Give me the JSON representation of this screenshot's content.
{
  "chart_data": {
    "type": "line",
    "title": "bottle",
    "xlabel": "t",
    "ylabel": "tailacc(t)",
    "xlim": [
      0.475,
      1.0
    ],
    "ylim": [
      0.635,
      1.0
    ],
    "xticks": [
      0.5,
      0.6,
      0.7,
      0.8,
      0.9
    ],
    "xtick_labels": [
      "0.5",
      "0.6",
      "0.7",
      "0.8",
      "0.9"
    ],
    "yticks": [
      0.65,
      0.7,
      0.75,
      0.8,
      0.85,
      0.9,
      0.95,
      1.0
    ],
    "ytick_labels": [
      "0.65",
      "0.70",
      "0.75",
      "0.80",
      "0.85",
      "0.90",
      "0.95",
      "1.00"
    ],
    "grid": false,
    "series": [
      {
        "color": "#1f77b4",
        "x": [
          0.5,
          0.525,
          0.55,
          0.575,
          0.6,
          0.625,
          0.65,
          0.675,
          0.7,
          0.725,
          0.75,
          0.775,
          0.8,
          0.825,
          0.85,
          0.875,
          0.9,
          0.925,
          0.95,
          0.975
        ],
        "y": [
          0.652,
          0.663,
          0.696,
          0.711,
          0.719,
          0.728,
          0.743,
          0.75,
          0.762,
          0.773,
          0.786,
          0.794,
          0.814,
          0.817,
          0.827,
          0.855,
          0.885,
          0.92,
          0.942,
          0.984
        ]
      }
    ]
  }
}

_ _ _

WHAT THE EXERCISE ASKS — Write out the full listing exactly as given.

WRITTEN SOLUTION —
Give me the JSON representation of this screenshot's content.
{
  "chart_data": {
    "type": "line",
    "title": "bottle",
    "xlabel": "t",
    "ylabel": "tailacc(t)",
    "xlim": [
      0.475,
      1.0
    ],
    "ylim": [
      0.635,
      1.0
    ],
    "xticks": [
      0.5,
      0.6,
      0.7,
      0.8,
      0.9
    ],
    "xtick_labels": [
      "0.5",
      "0.6",
      "0.7",
      "0.8",
      "0.9"
    ],
    "yticks": [
      0.65,
      0.7,
      0.75,
      0.8,
      0.85,
      0.9,
      0.95,
      1.0
    ],
    "ytick_labels": [
      "0.65",
      "0.70",
      "0.75",
      "0.80",
      "0.85",
      "0.90",
      "0.95",
      "1.00"
    ],
    "grid": false,
    "series": [
      {
        "color": "#1f77b4",
        "x": [
          0.5,
          0.525,
          0.55,
          0.575,
          0.6,
          0.625,
          0.65,
          0.675,
          0.7,
          0.725,
          0.75,
          0.775,
          0.8,
          0.825,
          0.85,
          0.875,
          0.9,
          0.925,
          0.95,
          0.975
        ],
        "y": [
          0.652,
          0.663,
          0.696,
          0.711,
          0.719,
          0.728,
          0.743,
          0.75,
          0.762,
          0.773,
          0.786,
          0.794,
          0.814,
          0.817,
          0.827,
          0.855,
          0.885,
          0.92,
          0.942,
          0.984
        ]
      }
    ]
  }
}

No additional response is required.